[START OF RECORDED INFORMATION]

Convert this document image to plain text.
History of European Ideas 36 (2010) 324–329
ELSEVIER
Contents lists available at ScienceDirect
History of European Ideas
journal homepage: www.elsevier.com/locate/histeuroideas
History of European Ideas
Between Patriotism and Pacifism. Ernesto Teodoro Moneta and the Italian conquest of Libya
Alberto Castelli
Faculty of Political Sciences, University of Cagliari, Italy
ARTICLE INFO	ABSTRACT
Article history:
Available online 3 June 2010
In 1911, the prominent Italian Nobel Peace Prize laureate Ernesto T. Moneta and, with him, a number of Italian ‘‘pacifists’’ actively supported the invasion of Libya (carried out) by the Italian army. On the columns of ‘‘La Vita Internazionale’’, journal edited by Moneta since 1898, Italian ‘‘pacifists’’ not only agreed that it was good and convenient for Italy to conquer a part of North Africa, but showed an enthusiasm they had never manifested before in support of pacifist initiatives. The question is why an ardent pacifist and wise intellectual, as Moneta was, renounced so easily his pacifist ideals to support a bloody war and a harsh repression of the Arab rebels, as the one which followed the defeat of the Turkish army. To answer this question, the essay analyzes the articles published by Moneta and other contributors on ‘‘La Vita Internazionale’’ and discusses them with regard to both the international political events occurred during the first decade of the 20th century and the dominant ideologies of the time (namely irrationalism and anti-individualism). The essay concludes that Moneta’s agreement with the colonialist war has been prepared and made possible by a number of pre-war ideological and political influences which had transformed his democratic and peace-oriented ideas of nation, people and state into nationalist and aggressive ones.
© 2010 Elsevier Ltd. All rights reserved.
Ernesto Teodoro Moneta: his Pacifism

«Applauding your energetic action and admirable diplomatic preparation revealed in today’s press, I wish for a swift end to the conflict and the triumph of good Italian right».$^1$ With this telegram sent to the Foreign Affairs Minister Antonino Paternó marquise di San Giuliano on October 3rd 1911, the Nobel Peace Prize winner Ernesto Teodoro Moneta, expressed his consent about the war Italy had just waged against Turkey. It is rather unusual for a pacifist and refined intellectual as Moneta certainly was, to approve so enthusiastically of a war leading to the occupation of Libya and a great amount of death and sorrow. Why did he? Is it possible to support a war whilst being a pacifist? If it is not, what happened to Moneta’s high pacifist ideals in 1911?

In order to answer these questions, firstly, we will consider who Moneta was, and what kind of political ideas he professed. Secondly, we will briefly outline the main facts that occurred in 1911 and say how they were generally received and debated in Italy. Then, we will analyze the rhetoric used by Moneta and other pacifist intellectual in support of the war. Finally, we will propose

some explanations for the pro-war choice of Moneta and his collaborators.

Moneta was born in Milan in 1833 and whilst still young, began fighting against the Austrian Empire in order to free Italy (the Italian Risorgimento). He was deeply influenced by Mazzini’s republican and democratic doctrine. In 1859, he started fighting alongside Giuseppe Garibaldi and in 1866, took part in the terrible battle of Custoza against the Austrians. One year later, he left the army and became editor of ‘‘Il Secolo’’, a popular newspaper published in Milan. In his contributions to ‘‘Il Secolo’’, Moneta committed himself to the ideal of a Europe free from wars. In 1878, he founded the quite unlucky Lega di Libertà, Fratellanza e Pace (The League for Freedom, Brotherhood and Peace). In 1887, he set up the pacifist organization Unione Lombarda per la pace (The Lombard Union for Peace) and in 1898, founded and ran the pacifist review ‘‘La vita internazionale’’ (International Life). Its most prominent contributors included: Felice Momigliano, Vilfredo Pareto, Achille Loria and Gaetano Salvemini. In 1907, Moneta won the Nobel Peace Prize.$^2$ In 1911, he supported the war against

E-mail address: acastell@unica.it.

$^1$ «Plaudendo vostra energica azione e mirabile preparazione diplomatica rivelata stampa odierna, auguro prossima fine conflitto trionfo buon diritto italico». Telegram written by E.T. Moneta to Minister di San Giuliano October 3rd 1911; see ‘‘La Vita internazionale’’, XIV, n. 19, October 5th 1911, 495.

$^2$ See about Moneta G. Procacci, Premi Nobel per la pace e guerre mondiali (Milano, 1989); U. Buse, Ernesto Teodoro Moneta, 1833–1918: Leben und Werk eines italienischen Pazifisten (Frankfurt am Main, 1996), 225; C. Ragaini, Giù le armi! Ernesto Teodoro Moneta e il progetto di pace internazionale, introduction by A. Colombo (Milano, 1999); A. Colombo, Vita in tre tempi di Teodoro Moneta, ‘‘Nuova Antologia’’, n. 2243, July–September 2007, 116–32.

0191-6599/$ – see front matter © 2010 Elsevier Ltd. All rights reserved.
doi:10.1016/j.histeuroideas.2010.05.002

[END OF RECORDED INFORMATION]

> _EXERCISE REQUIREMENTS_
Copy all of the material word for word.

> _FINAL ANSWER_
Convert this document image to plain text.
History of European Ideas 36 (2010) 324–329
ELSEVIER
Contents lists available at ScienceDirect
History of European Ideas
journal homepage: www.elsevier.com/locate/histeuroideas
History of European Ideas
Between Patriotism and Pacifism. Ernesto Teodoro Moneta and the Italian conquest of Libya
Alberto Castelli
Faculty of Political Sciences, University of Cagliari, Italy
ARTICLE INFO	ABSTRACT
Article history:
Available online 3 June 2010
In 1911, the prominent Italian Nobel Peace Prize laureate Ernesto T. Moneta and, with him, a number of Italian ‘‘pacifists’’ actively supported the invasion of Libya (carried out) by the Italian army. On the columns of ‘‘La Vita Internazionale’’, journal edited by Moneta since 1898, Italian ‘‘pacifists’’ not only agreed that it was good and convenient for Italy to conquer a part of North Africa, but showed an enthusiasm they had never manifested before in support of pacifist initiatives. The question is why an ardent pacifist and wise intellectual, as Moneta was, renounced so easily his pacifist ideals to support a bloody war and a harsh repression of the Arab rebels, as the one which followed the defeat of the Turkish army. To answer this question, the essay analyzes the articles published by Moneta and other contributors on ‘‘La Vita Internazionale’’ and discusses them with regard to both the international political events occurred during the first decade of the 20th century and the dominant ideologies of the time (namely irrationalism and anti-individualism). The essay concludes that Moneta’s agreement with the colonialist war has been prepared and made possible by a number of pre-war ideological and political influences which had transformed his democratic and peace-oriented ideas of nation, people and state into nationalist and aggressive ones.
© 2010 Elsevier Ltd. All rights reserved.
Ernesto Teodoro Moneta: his Pacifism

«Applauding your energetic action and admirable diplomatic preparation revealed in today’s press, I wish for a swift end to the conflict and the triumph of good Italian right».$^1$ With this telegram sent to the Foreign Affairs Minister Antonino Paternó marquise di San Giuliano on October 3rd 1911, the Nobel Peace Prize winner Ernesto Teodoro Moneta, expressed his consent about the war Italy had just waged against Turkey. It is rather unusual for a pacifist and refined intellectual as Moneta certainly was, to approve so enthusiastically of a war leading to the occupation of Libya and a great amount of death and sorrow. Why did he? Is it possible to support a war whilst being a pacifist? If it is not, what happened to Moneta’s high pacifist ideals in 1911?

In order to answer these questions, firstly, we will consider who Moneta was, and what kind of political ideas he professed. Secondly, we will briefly outline the main facts that occurred in 1911 and say how they were generally received and debated in Italy. Then, we will analyze the rhetoric used by Moneta and other pacifist intellectual in support of the war. Finally, we will propose

some explanations for the pro-war choice of Moneta and his collaborators.

Moneta was born in Milan in 1833 and whilst still young, began fighting against the Austrian Empire in order to free Italy (the Italian Risorgimento). He was deeply influenced by Mazzini’s republican and democratic doctrine. In 1859, he started fighting alongside Giuseppe Garibaldi and in 1866, took part in the terrible battle of Custoza against the Austrians. One year later, he left the army and became editor of ‘‘Il Secolo’’, a popular newspaper published in Milan. In his contributions to ‘‘Il Secolo’’, Moneta committed himself to the ideal of a Europe free from wars. In 1878, he founded the quite unlucky Lega di Libertà, Fratellanza e Pace (The League for Freedom, Brotherhood and Peace). In 1887, he set up the pacifist organization Unione Lombarda per la pace (The Lombard Union for Peace) and in 1898, founded and ran the pacifist review ‘‘La vita internazionale’’ (International Life). Its most prominent contributors included: Felice Momigliano, Vilfredo Pareto, Achille Loria and Gaetano Salvemini. In 1907, Moneta won the Nobel Peace Prize.$^2$ In 1911, he supported the war against

E-mail address: acastell@unica.it.

$^1$ «Plaudendo vostra energica azione e mirabile preparazione diplomatica rivelata stampa odierna, auguro prossima fine conflitto trionfo buon diritto italico». Telegram written by E.T. Moneta to Minister di San Giuliano October 3rd 1911; see ‘‘La Vita internazionale’’, XIV, n. 19, October 5th 1911, 495.

$^2$ See about Moneta G. Procacci, Premi Nobel per la pace e guerre mondiali (Milano, 1989); U. Buse, Ernesto Teodoro Moneta, 1833–1918: Leben und Werk eines italienischen Pazifisten (Frankfurt am Main, 1996), 225; C. Ragaini, Giù le armi! Ernesto Teodoro Moneta e il progetto di pace internazionale, introduction by A. Colombo (Milano, 1999); A. Colombo, Vita in tre tempi di Teodoro Moneta, ‘‘Nuova Antologia’’, n. 2243, July–September 2007, 116–32.

0191-6599/$ – see front matter © 2010 Elsevier Ltd. All rights reserved.
doi:10.1016/j.histeuroideas.2010.05.002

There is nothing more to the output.